**YOUR INSTRUCTIONS**
From the listing that follows, output everything exactly except the pictures.

**Items from a data source**
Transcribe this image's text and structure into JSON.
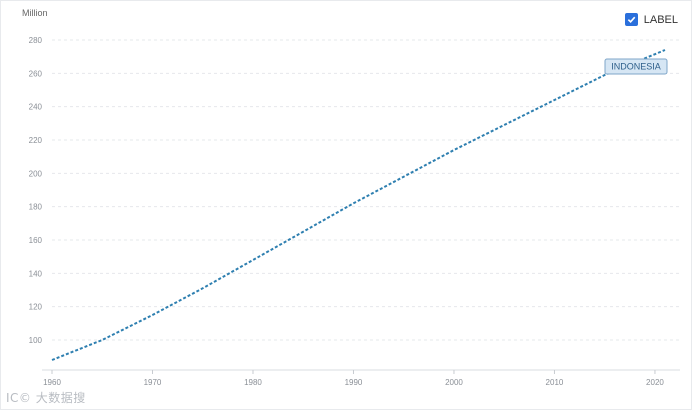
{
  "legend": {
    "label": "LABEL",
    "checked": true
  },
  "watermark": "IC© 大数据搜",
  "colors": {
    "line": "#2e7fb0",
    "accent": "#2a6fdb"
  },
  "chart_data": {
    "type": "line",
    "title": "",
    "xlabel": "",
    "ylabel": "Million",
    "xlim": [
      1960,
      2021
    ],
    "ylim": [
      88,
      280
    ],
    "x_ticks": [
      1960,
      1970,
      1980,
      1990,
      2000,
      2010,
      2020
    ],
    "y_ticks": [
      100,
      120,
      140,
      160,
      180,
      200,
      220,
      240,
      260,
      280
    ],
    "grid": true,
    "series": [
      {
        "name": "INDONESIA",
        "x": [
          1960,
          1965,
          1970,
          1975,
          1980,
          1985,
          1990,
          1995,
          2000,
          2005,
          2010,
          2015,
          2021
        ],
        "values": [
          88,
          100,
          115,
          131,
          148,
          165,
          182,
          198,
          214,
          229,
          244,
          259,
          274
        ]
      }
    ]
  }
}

**WRITTEN SOLUTION**
Transcribe this image's text and structure into JSON.
{
  "legend": {
    "label": "LABEL",
    "checked": true
  },
  "watermark": "IC© 大数据搜",
  "colors": {
    "line": "#2e7fb0",
    "accent": "#2a6fdb"
  },
  "chart_data": {
    "type": "line",
    "title": "",
    "xlabel": "",
    "ylabel": "Million",
    "xlim": [
      1960,
      2021
    ],
    "ylim": [
      88,
      280
    ],
    "x_ticks": [
      1960,
      1970,
      1980,
      1990,
      2000,
      2010,
      2020
    ],
    "y_ticks": [
      100,
      120,
      140,
      160,
      180,
      200,
      220,
      240,
      260,
      280
    ],
    "grid": true,
    "series": [
      {
        "name": "INDONESIA",
        "x": [
          1960,
          1965,
          1970,
          1975,
          1980,
          1985,
          1990,
          1995,
          2000,
          2005,
          2010,
          2015,
          2021
        ],
        "values": [
          88,
          100,
          115,
          131,
          148,
          165,
          182,
          198,
          214,
          229,
          244,
          259,
          274
        ]
      }
    ]
  }
}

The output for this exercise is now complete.